■ What to work on:
Filter for the word "EMERGENCY" and keep each matching line.

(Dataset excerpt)
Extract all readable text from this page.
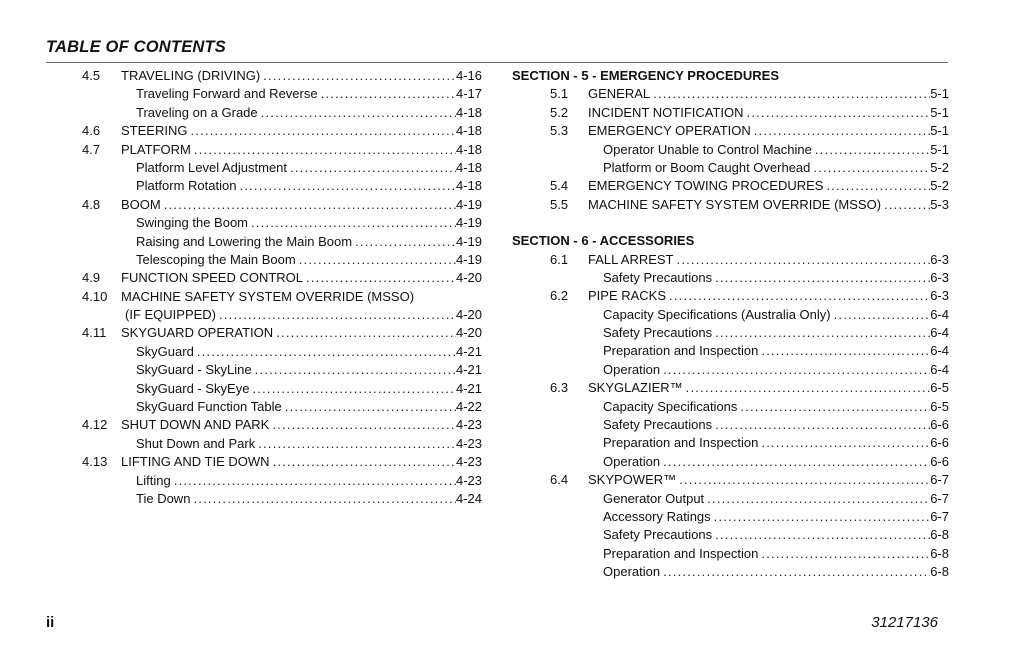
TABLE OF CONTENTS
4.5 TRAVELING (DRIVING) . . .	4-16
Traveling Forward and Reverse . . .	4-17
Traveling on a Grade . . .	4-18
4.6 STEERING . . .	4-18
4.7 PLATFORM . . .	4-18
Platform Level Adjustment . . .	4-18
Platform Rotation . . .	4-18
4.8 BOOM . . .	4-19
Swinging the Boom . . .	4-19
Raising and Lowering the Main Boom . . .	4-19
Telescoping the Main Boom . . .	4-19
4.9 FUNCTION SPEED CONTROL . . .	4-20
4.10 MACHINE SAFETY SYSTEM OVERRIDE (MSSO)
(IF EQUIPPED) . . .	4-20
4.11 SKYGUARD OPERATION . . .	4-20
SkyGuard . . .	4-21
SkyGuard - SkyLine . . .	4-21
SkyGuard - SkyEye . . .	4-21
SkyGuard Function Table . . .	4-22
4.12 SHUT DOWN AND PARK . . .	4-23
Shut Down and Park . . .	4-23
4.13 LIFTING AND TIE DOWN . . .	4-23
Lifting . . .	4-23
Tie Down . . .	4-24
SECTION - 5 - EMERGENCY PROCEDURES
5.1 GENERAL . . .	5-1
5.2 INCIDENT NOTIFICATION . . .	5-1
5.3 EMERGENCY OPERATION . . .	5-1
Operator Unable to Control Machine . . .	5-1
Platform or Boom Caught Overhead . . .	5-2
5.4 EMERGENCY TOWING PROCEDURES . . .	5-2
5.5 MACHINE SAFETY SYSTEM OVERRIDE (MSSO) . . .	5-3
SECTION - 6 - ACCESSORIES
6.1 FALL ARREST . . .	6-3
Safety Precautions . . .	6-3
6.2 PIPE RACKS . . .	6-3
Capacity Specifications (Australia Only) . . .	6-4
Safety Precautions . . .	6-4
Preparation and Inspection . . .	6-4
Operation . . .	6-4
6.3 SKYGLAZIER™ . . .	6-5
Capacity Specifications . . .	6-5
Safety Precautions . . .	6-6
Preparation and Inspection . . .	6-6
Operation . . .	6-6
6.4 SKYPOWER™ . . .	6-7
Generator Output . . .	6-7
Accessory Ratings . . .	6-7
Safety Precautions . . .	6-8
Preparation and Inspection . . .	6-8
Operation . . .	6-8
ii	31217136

...

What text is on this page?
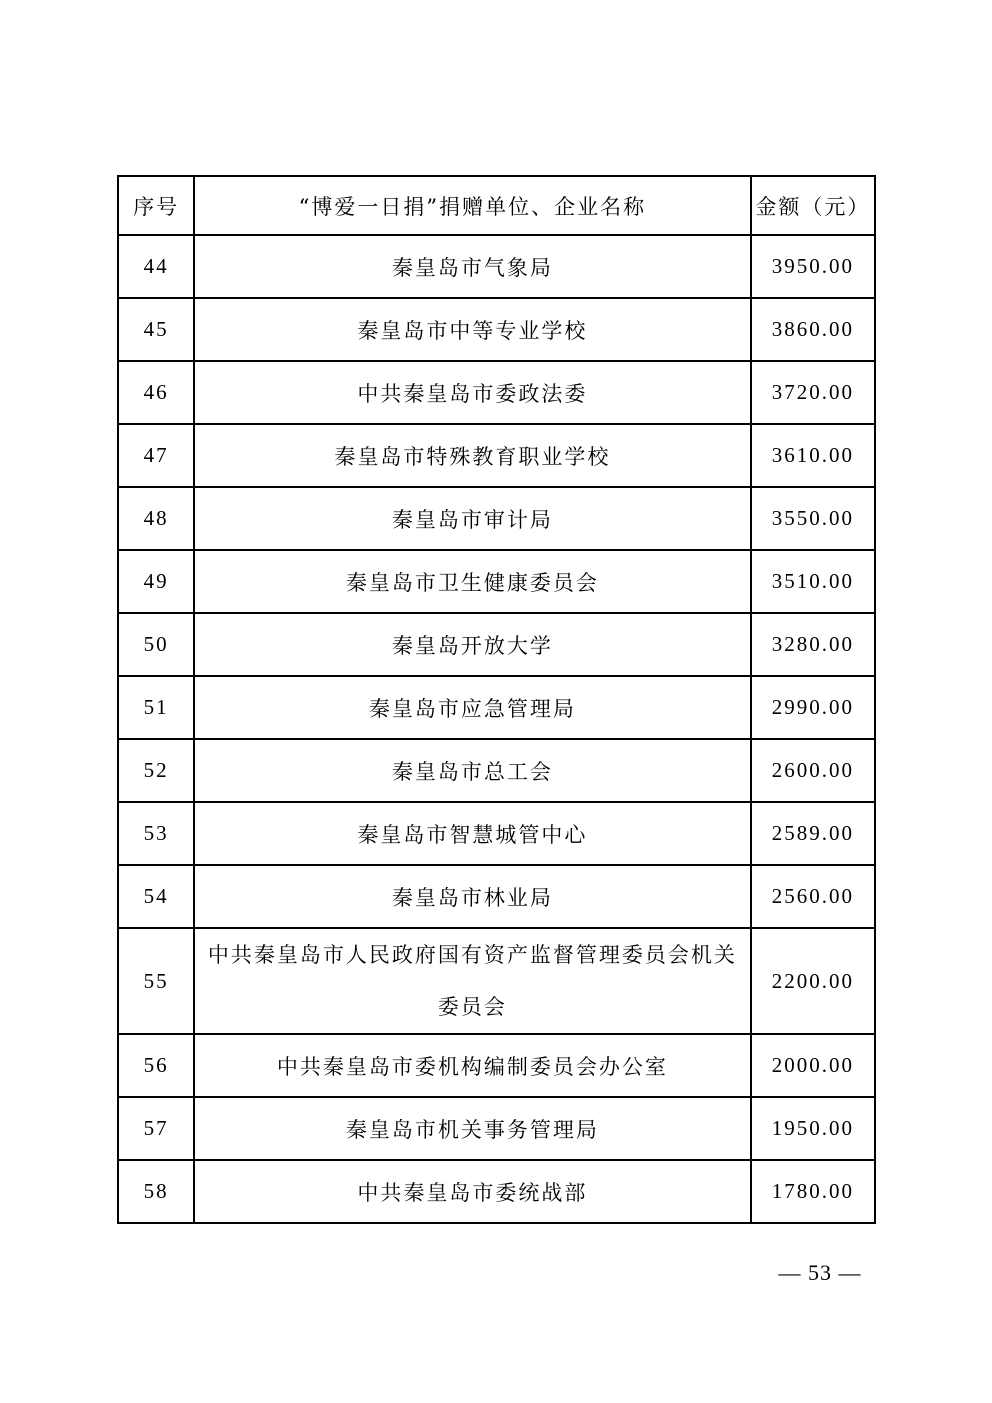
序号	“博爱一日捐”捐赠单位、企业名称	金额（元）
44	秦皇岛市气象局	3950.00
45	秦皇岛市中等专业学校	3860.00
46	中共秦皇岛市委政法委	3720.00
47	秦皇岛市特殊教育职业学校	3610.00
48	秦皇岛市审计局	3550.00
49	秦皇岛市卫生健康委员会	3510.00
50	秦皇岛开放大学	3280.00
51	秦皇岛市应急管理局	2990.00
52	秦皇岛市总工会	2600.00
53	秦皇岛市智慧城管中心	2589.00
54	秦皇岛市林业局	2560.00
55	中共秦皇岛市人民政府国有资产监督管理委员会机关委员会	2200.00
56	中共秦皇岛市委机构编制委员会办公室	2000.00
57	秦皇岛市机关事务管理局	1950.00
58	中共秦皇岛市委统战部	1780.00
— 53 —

■ Result of this task:
SECTION - 5 - EMERGENCY PROCEDURES
5.3 EMERGENCY OPERATION . . .	5-1
5.4 EMERGENCY TOWING PROCEDURES . . .	5-2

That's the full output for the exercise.